EXERCISE AIM |
Return the data that follows exactly. Include every line.

MATERIAL FOR THIS TASK |
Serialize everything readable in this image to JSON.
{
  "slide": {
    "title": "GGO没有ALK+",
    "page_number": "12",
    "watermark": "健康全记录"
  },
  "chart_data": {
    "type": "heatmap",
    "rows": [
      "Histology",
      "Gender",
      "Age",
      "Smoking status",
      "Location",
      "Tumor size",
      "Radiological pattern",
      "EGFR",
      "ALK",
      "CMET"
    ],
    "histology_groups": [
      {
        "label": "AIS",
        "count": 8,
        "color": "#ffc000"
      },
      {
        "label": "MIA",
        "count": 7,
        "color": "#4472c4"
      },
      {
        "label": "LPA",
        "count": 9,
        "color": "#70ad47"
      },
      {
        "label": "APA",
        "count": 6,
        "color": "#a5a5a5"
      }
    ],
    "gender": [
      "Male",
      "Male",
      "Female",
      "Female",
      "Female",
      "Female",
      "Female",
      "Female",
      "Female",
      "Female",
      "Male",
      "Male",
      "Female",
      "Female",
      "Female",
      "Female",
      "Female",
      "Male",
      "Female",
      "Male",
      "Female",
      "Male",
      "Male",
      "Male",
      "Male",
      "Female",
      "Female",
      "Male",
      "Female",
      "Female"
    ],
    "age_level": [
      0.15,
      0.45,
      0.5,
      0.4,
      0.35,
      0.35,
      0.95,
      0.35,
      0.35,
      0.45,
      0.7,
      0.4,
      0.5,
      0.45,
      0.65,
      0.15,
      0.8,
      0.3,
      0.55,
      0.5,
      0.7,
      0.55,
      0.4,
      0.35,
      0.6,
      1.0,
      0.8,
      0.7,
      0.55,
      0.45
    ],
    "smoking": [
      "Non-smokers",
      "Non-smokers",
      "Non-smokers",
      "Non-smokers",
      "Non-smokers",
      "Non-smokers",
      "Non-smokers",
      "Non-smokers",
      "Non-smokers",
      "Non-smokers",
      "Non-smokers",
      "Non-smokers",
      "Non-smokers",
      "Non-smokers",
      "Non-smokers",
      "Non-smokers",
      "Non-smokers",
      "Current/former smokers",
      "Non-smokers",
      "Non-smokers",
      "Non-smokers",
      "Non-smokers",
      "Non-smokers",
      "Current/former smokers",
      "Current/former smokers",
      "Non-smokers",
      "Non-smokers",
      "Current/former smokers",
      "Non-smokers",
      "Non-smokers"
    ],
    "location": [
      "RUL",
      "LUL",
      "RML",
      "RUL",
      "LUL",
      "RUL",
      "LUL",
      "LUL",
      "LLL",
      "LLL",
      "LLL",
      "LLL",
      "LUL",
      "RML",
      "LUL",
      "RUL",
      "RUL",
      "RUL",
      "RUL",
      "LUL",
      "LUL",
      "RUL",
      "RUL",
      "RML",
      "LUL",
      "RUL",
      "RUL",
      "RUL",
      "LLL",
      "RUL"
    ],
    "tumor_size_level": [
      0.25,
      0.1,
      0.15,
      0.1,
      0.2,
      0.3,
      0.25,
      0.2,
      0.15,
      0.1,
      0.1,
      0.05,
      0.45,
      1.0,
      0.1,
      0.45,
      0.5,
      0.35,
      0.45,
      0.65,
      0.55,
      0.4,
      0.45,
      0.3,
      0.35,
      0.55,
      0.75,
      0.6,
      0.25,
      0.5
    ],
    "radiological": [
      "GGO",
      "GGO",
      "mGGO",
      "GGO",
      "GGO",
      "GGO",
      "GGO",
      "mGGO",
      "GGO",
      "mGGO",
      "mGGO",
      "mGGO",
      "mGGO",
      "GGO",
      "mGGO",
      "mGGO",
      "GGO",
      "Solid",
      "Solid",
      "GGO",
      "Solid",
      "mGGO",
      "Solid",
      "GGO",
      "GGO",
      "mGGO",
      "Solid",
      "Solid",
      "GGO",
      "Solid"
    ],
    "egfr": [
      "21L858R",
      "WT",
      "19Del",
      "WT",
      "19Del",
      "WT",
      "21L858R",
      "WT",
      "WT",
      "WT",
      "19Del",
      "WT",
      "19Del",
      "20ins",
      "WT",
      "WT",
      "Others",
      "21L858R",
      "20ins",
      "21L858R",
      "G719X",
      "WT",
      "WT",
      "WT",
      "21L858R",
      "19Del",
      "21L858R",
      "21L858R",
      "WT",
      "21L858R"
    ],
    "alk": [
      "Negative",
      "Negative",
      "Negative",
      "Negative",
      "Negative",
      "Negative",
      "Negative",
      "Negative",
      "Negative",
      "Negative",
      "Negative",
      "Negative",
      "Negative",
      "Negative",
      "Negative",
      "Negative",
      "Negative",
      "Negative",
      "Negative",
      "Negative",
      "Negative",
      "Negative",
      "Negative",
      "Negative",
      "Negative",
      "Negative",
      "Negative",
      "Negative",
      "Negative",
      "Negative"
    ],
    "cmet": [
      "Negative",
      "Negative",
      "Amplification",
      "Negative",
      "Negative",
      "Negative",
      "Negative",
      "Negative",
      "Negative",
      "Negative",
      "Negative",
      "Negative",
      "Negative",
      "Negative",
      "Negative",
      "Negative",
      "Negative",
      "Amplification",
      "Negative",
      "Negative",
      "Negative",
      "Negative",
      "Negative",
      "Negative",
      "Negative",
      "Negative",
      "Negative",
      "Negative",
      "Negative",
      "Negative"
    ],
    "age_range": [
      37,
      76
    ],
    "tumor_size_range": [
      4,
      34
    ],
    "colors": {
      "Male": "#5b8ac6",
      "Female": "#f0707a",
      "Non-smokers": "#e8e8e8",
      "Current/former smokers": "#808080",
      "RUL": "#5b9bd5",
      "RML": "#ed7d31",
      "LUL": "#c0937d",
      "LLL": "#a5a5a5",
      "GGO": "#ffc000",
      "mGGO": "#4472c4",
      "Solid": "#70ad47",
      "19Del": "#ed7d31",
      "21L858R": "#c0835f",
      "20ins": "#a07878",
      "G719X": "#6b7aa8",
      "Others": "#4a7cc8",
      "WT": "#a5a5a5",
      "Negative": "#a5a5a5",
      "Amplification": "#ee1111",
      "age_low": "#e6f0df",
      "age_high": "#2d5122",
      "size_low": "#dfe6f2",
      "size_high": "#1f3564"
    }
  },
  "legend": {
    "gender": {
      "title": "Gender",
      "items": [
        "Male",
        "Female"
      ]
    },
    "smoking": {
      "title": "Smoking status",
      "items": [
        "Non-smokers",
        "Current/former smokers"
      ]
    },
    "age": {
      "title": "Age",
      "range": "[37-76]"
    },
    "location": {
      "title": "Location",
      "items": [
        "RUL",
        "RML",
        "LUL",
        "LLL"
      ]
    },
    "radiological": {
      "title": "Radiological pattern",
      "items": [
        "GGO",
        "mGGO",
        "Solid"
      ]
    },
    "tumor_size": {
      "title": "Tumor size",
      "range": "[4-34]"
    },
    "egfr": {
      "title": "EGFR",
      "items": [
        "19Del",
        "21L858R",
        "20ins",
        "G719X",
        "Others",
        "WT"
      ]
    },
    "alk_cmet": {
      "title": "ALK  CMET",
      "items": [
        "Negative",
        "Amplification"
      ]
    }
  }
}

TASK RESULT |
Serialize everything readable in this image to JSON.
{
  "slide": {
    "title": "GGO没有ALK+",
    "page_number": "12",
    "watermark": "健康全记录"
  },
  "chart_data": {
    "type": "heatmap",
    "rows": [
      "Histology",
      "Gender",
      "Age",
      "Smoking status",
      "Location",
      "Tumor size",
      "Radiological pattern",
      "EGFR",
      "ALK",
      "CMET"
    ],
    "histology_groups": [
      {
        "label": "AIS",
        "count": 8,
        "color": "#ffc000"
      },
      {
        "label": "MIA",
        "count": 7,
        "color": "#4472c4"
      },
      {
        "label": "LPA",
        "count": 9,
        "color": "#70ad47"
      },
      {
        "label": "APA",
        "count": 6,
        "color": "#a5a5a5"
      }
    ],
    "gender": [
      "Male",
      "Male",
      "Female",
      "Female",
      "Female",
      "Female",
      "Female",
      "Female",
      "Female",
      "Female",
      "Male",
      "Male",
      "Female",
      "Female",
      "Female",
      "Female",
      "Female",
      "Male",
      "Female",
      "Male",
      "Female",
      "Male",
      "Male",
      "Male",
      "Male",
      "Female",
      "Female",
      "Male",
      "Female",
      "Female"
    ],
    "age_level": [
      0.15,
      0.45,
      0.5,
      0.4,
      0.35,
      0.35,
      0.95,
      0.35,
      0.35,
      0.45,
      0.7,
      0.4,
      0.5,
      0.45,
      0.65,
      0.15,
      0.8,
      0.3,
      0.55,
      0.5,
      0.7,
      0.55,
      0.4,
      0.35,
      0.6,
      1.0,
      0.8,
      0.7,
      0.55,
      0.45
    ],
    "smoking": [
      "Non-smokers",
      "Non-smokers",
      "Non-smokers",
      "Non-smokers",
      "Non-smokers",
      "Non-smokers",
      "Non-smokers",
      "Non-smokers",
      "Non-smokers",
      "Non-smokers",
      "Non-smokers",
      "Non-smokers",
      "Non-smokers",
      "Non-smokers",
      "Non-smokers",
      "Non-smokers",
      "Non-smokers",
      "Current/former smokers",
      "Non-smokers",
      "Non-smokers",
      "Non-smokers",
      "Non-smokers",
      "Non-smokers",
      "Current/former smokers",
      "Current/former smokers",
      "Non-smokers",
      "Non-smokers",
      "Current/former smokers",
      "Non-smokers",
      "Non-smokers"
    ],
    "location": [
      "RUL",
      "LUL",
      "RML",
      "RUL",
      "LUL",
      "RUL",
      "LUL",
      "LUL",
      "LLL",
      "LLL",
      "LLL",
      "LLL",
      "LUL",
      "RML",
      "LUL",
      "RUL",
      "RUL",
      "RUL",
      "RUL",
      "LUL",
      "LUL",
      "RUL",
      "RUL",
      "RML",
      "LUL",
      "RUL",
      "RUL",
      "RUL",
      "LLL",
      "RUL"
    ],
    "tumor_size_level": [
      0.25,
      0.1,
      0.15,
      0.1,
      0.2,
      0.3,
      0.25,
      0.2,
      0.15,
      0.1,
      0.1,
      0.05,
      0.45,
      1.0,
      0.1,
      0.45,
      0.5,
      0.35,
      0.45,
      0.65,
      0.55,
      0.4,
      0.45,
      0.3,
      0.35,
      0.55,
      0.75,
      0.6,
      0.25,
      0.5
    ],
    "radiological": [
      "GGO",
      "GGO",
      "mGGO",
      "GGO",
      "GGO",
      "GGO",
      "GGO",
      "mGGO",
      "GGO",
      "mGGO",
      "mGGO",
      "mGGO",
      "mGGO",
      "GGO",
      "mGGO",
      "mGGO",
      "GGO",
      "Solid",
      "Solid",
      "GGO",
      "Solid",
      "mGGO",
      "Solid",
      "GGO",
      "GGO",
      "mGGO",
      "Solid",
      "Solid",
      "GGO",
      "Solid"
    ],
    "egfr": [
      "21L858R",
      "WT",
      "19Del",
      "WT",
      "19Del",
      "WT",
      "21L858R",
      "WT",
      "WT",
      "WT",
      "19Del",
      "WT",
      "19Del",
      "20ins",
      "WT",
      "WT",
      "Others",
      "21L858R",
      "20ins",
      "21L858R",
      "G719X",
      "WT",
      "WT",
      "WT",
      "21L858R",
      "19Del",
      "21L858R",
      "21L858R",
      "WT",
      "21L858R"
    ],
    "alk": [
      "Negative",
      "Negative",
      "Negative",
      "Negative",
      "Negative",
      "Negative",
      "Negative",
      "Negative",
      "Negative",
      "Negative",
      "Negative",
      "Negative",
      "Negative",
      "Negative",
      "Negative",
      "Negative",
      "Negative",
      "Negative",
      "Negative",
      "Negative",
      "Negative",
      "Negative",
      "Negative",
      "Negative",
      "Negative",
      "Negative",
      "Negative",
      "Negative",
      "Negative",
      "Negative"
    ],
    "cmet": [
      "Negative",
      "Negative",
      "Amplification",
      "Negative",
      "Negative",
      "Negative",
      "Negative",
      "Negative",
      "Negative",
      "Negative",
      "Negative",
      "Negative",
      "Negative",
      "Negative",
      "Negative",
      "Negative",
      "Negative",
      "Amplification",
      "Negative",
      "Negative",
      "Negative",
      "Negative",
      "Negative",
      "Negative",
      "Negative",
      "Negative",
      "Negative",
      "Negative",
      "Negative",
      "Negative"
    ],
    "age_range": [
      37,
      76
    ],
    "tumor_size_range": [
      4,
      34
    ],
    "colors": {
      "Male": "#5b8ac6",
      "Female": "#f0707a",
      "Non-smokers": "#e8e8e8",
      "Current/former smokers": "#808080",
      "RUL": "#5b9bd5",
      "RML": "#ed7d31",
      "LUL": "#c0937d",
      "LLL": "#a5a5a5",
      "GGO": "#ffc000",
      "mGGO": "#4472c4",
      "Solid": "#70ad47",
      "19Del": "#ed7d31",
      "21L858R": "#c0835f",
      "20ins": "#a07878",
      "G719X": "#6b7aa8",
      "Others": "#4a7cc8",
      "WT": "#a5a5a5",
      "Negative": "#a5a5a5",
      "Amplification": "#ee1111",
      "age_low": "#e6f0df",
      "age_high": "#2d5122",
      "size_low": "#dfe6f2",
      "size_high": "#1f3564"
    }
  },
  "legend": {
    "gender": {
      "title": "Gender",
      "items": [
        "Male",
        "Female"
      ]
    },
    "smoking": {
      "title": "Smoking status",
      "items": [
        "Non-smokers",
        "Current/former smokers"
      ]
    },
    "age": {
      "title": "Age",
      "range": "[37-76]"
    },
    "location": {
      "title": "Location",
      "items": [
        "RUL",
        "RML",
        "LUL",
        "LLL"
      ]
    },
    "radiological": {
      "title": "Radiological pattern",
      "items": [
        "GGO",
        "mGGO",
        "Solid"
      ]
    },
    "tumor_size": {
      "title": "Tumor size",
      "range": "[4-34]"
    },
    "egfr": {
      "title": "EGFR",
      "items": [
        "19Del",
        "21L858R",
        "20ins",
        "G719X",
        "Others",
        "WT"
      ]
    },
    "alk_cmet": {
      "title": "ALK  CMET",
      "items": [
        "Negative",
        "Amplification"
      ]
    }
  }
}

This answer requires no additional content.